** EXTRACTED TEXT **
★ ★ ★ ★ ★

6. ANNEES 20 (Roaring 20s. Dir: Elisabeth Vogler; France, 85 mins) In the midst of the 2020 COVID outbreak, filmmaker Elisabeth Vogler choreographed this single-shot miracle through the streets of Paris, capturing how the human spirit fronted up to, adapted in the face of and ultimately beat down the loneliness of the ‘new normal’. Sublime steadicam artistry (by the director herself) and a vivid collection of Parisian persons make for a snapshot of a time that will never be recaptured; by definition, this is a once-in-a-lifetime experience.

7. PETITE MAMAN (Dir: Céline Sciamma; France, 72 mins) How a little girl deals with grief and the friendship she strikes in the realm of the fantastic proves the perfect premise for Céline Sciamma’s latest study in profound connection. The material is weighty but the lightness of touch is masterful; you’ll cry for days afterwards, as Sciamma and her two wondrous leads achieve deeply resonant moments that refuse to let go of your thoughts and emotions.

★ ★ ★ ★ ★

** DATA TO EXAMINE **

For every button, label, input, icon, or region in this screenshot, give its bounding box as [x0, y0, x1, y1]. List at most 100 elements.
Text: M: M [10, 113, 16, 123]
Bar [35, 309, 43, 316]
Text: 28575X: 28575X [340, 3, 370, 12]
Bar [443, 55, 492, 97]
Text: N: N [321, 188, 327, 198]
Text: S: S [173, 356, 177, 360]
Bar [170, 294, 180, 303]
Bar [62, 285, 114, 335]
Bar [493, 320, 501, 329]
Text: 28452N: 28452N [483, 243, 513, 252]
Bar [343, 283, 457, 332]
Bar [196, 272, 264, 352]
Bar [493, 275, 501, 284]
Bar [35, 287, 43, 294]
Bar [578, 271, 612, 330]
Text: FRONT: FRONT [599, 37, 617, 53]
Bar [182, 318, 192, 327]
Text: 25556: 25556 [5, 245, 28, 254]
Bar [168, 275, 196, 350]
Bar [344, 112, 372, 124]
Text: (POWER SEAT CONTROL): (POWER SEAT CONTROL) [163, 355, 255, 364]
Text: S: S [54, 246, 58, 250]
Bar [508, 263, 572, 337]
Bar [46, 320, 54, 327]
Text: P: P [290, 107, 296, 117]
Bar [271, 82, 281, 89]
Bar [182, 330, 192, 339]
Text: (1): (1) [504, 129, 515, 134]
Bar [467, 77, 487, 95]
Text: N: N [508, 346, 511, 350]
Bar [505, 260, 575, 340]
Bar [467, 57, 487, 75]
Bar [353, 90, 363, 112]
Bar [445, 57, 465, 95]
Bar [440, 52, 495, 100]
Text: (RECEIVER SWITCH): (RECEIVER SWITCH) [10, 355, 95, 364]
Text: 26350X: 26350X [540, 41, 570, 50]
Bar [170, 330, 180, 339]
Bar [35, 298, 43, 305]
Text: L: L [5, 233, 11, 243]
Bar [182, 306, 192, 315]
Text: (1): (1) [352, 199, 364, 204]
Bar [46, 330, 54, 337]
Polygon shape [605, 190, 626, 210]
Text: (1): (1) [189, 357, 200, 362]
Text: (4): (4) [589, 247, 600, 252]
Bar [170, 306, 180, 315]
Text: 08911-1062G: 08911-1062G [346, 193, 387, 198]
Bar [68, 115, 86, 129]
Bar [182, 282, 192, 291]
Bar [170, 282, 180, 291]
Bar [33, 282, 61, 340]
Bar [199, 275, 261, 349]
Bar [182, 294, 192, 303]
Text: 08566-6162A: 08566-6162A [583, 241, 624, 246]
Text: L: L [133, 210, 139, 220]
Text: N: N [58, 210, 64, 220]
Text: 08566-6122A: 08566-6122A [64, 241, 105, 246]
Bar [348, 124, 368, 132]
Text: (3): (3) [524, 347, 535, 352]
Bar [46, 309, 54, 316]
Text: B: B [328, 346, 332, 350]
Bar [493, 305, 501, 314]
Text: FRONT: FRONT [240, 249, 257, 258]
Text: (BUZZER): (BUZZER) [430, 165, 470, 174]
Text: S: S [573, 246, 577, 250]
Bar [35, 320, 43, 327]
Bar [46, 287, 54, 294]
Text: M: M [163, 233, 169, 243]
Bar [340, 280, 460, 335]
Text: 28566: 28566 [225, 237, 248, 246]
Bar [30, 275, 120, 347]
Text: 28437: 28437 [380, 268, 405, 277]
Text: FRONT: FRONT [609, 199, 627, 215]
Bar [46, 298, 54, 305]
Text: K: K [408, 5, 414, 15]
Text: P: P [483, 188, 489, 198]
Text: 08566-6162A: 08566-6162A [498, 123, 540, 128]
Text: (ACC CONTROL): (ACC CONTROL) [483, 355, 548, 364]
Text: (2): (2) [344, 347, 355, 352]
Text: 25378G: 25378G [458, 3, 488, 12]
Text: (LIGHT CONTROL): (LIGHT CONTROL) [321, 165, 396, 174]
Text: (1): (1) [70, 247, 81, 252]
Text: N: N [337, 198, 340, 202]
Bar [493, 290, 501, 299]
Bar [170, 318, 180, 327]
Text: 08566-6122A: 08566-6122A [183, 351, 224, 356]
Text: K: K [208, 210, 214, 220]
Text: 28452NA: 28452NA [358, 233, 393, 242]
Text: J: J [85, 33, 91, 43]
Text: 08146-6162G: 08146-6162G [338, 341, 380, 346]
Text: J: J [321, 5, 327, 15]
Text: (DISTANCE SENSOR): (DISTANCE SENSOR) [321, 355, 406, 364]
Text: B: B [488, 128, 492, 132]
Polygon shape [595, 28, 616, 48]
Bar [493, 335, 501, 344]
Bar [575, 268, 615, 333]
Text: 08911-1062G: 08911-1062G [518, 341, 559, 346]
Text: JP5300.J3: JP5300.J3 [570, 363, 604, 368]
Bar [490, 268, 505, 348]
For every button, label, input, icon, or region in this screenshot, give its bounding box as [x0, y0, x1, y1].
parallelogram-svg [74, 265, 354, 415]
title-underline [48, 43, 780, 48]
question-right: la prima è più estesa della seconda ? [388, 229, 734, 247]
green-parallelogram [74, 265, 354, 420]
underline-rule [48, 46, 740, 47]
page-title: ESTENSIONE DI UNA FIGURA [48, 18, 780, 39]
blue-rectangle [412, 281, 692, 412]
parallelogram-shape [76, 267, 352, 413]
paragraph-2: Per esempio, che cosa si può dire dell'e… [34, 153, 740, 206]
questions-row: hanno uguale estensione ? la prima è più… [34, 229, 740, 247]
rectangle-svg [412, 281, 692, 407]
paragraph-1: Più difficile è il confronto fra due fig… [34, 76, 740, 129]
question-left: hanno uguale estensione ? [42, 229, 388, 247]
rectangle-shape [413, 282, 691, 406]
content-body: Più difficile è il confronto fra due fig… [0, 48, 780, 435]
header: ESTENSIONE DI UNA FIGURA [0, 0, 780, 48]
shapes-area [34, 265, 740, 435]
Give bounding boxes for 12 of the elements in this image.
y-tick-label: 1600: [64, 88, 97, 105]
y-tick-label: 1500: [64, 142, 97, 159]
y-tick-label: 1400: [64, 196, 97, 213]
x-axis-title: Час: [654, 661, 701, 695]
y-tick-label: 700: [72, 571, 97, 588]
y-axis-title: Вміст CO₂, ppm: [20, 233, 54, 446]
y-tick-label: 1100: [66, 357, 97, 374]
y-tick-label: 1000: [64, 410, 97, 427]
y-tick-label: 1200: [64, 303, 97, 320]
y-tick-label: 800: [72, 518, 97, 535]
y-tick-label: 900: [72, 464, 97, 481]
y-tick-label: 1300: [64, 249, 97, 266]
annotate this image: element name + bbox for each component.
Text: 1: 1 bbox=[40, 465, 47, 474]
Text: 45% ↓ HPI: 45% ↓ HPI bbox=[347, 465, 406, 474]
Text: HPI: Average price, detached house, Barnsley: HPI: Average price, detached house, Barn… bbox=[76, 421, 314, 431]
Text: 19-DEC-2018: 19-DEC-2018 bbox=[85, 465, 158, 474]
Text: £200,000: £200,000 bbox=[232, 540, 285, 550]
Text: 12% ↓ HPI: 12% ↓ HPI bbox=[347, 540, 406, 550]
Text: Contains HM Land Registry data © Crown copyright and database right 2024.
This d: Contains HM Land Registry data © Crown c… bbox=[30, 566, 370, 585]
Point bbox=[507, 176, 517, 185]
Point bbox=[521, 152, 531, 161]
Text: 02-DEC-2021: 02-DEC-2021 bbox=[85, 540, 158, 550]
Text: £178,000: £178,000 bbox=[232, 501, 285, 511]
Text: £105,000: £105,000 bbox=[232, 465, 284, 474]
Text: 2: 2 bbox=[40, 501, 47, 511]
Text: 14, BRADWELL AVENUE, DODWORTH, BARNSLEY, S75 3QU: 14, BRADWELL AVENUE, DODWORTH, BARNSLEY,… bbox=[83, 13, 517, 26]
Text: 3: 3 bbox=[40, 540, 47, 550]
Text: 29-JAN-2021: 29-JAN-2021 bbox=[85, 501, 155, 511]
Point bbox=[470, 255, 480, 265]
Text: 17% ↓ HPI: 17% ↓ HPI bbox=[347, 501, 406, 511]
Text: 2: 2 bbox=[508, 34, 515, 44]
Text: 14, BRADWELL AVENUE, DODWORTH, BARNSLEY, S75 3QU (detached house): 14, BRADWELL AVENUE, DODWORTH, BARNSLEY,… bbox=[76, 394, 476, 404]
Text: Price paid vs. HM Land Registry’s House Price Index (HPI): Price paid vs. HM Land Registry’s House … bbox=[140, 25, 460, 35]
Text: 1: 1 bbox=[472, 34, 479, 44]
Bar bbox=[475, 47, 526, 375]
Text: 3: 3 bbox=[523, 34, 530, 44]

★ ★ ★ ★ ★

** REQUIRED ACTION 1 **
In the film reviews, who operated the steadicam for Roaring 20s?
** REQUIRED ACTION 2 **
According to the film reviews, why is Roaring 20s a once-in-a-lifetime experience? Answer in one to three sentences.
** REQUIRED ACTION 3 **
Resume the film reviews from where they stop.
The entries are separate material, apart from the film reviews.

** RESPONSE AREA 1 **
The director, Elisabeth Vogler, did the steadicam work herself.

** RESPONSE AREA 2 **
The film is a snapshot of a time that will never be recaptured: the 2020 COVID outbreak in Paris. Because that moment cannot happen again, the review says the film is by definition a once-in-a-lifetime experience.

** RESPONSE AREA 3 **
8. PRISONERS OF THE GHOSTLAND (Dir: Sion Sono; US/Japan, 103 mins) Why did it take so long to smash together the cinematic psyches of Japanese punk-auteur Sion Sono and G.O.A.T. Nicholas Cage? Because their hyper-stylised, vengeance-fuelled, dystopian Eastern-western is a work of fearless originality and W.T.F. creative choices that make it an adrenalized, bewildering blast (Ed. - For the record, Pig was #21 in ‘21; Cage had a great year.)

9. DUNE (Dir: Denis Villeneuve; USA, 155 mins) It all looked good in the planning. Denis Villeneuve’s track record (Blade Runner 2049 and Arrival, especially) indicated he could do spectacle with intelligence; the cast were all hot-button names with talent to boot. Of course, we said all this back in ‘84, too. This time, though…grandeur, depth and the promise of more to come.

10. BENEDETTA (Dir: Paul Verhoeven; France/Belgium, 131 mins) Early coverage zeroed-in on the ‘nun-sploitation’ angle of Dutch stirrer Paul Verhoeven’s latest, in particular luminous leading lady Virginie Efira depiction of sapphic experimentation and self-pleasuring. But Verhoeven has much more on his mind (no, really); Benedetta is a brutal take-down of institutionalized religion and the ease with which the ambitiously immoral can exploit the zealous masses.

 

THE NEXT TEN BEST:
11. VERA DE VERDAD (Dir: Beniamino Catena; Italy/Chile, 100 mins)
12. WEST SIDE STORY (Dir: Steven Spielberg; USA, 156 mins)
13. LA PANTHERE DES NEIGES (The Velvet Queen. Dir: Marie Amiguet; France, 92 mins)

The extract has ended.